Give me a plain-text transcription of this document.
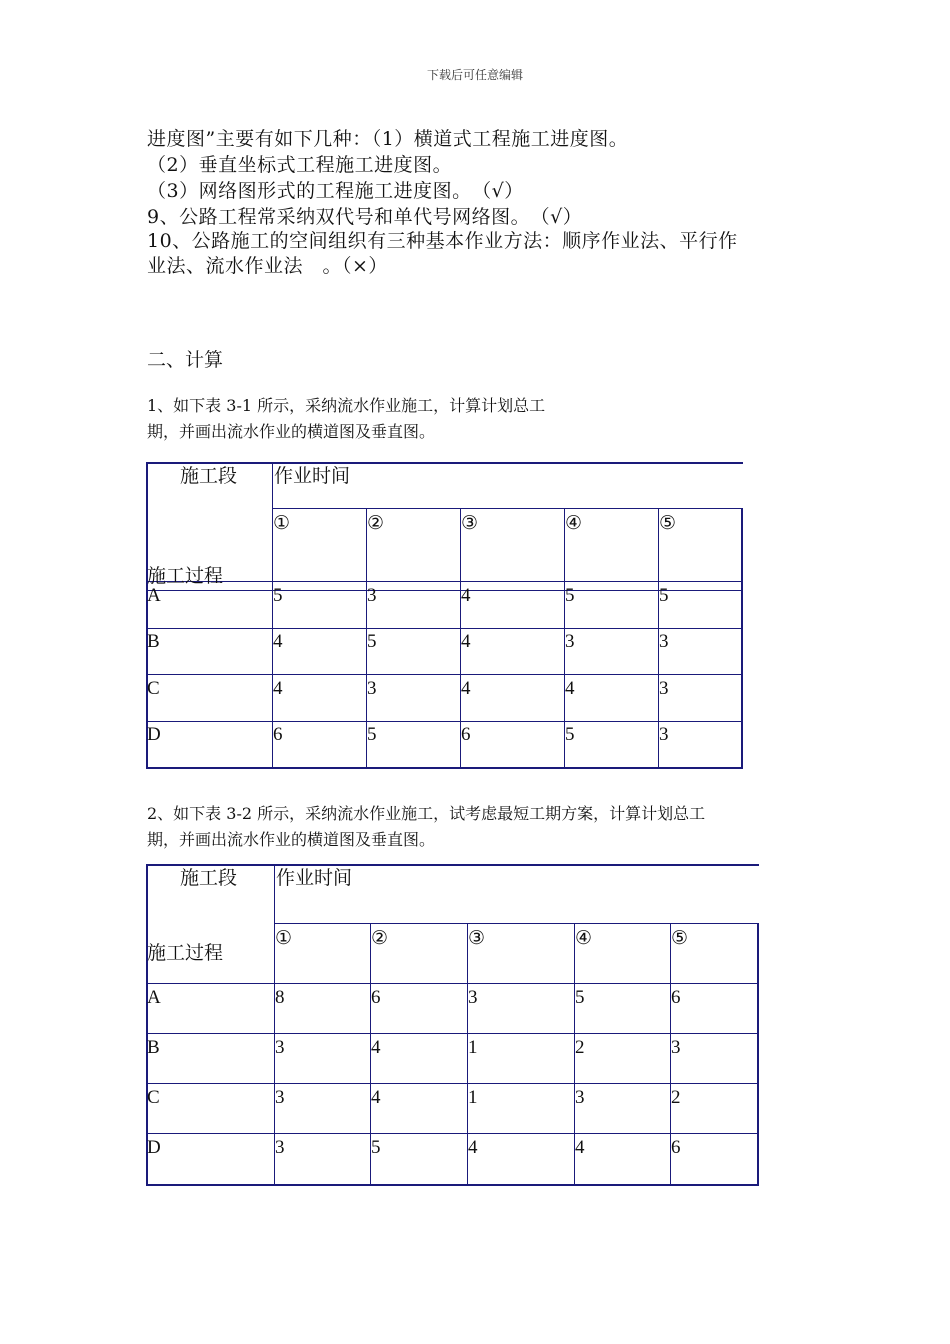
下载后可任意编辑
进度图”主要有如下几种：（1）横道式工程施工进度图。
（2）垂直坐标式工程施工进度图。
（3）网络图形式的工程施工进度图。　（√）
9、公路工程常采纳双代号和单代号网络图。　（√）
10、公路施工的空间组织有三种基本作业方法：顺序作业法、平行作
业法、流水作业法　。（×）
二、计算
1、如下表 3-1 所示，采纳流水作业施工，计算计划总工
期，并画出流水作业的横道图及垂直图。
施工段
施工过程
作业时间
①	②	③	④	⑤
A	5	3	4	5	5
B	4	5	4	3	3
C	4	3	4	4	3
D	6	5	6	5	3
2、如下表 3-2 所示，采纳流水作业施工，试考虑最短工期方案，计算计划总工
期，并画出流水作业的横道图及垂直图。
施工段
施工过程
作业时间
①	②	③	④	⑤
A	8	6	3	5	6
B	3	4	1	2	3
C	3	4	1	3	2
D	3	5	4	4	6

[Set exercise] Except for the pictures, give all the material above again verbatim.

[Solution below]
Give me a plain-text transcription of this document.
下载后可任意编辑
进度图”主要有如下几种：（1）横道式工程施工进度图。
（2）垂直坐标式工程施工进度图。
（3）网络图形式的工程施工进度图。　（√）
9、公路工程常采纳双代号和单代号网络图。　（√）
10、公路施工的空间组织有三种基本作业方法：顺序作业法、平行作
业法、流水作业法　。（×）
二、计算
1、如下表 3-1 所示，采纳流水作业施工，计算计划总工
期，并画出流水作业的横道图及垂直图。
施工段
施工过程
作业时间
①	②	③	④	⑤
A	5	3	4	5	5
B	4	5	4	3	3
C	4	3	4	4	3
D	6	5	6	5	3
2、如下表 3-2 所示，采纳流水作业施工，试考虑最短工期方案，计算计划总工
期，并画出流水作业的横道图及垂直图。
施工段
施工过程
作业时间
①	②	③	④	⑤
A	8	6	3	5	6
B	3	4	1	2	3
C	3	4	1	3	2
D	3	5	4	4	6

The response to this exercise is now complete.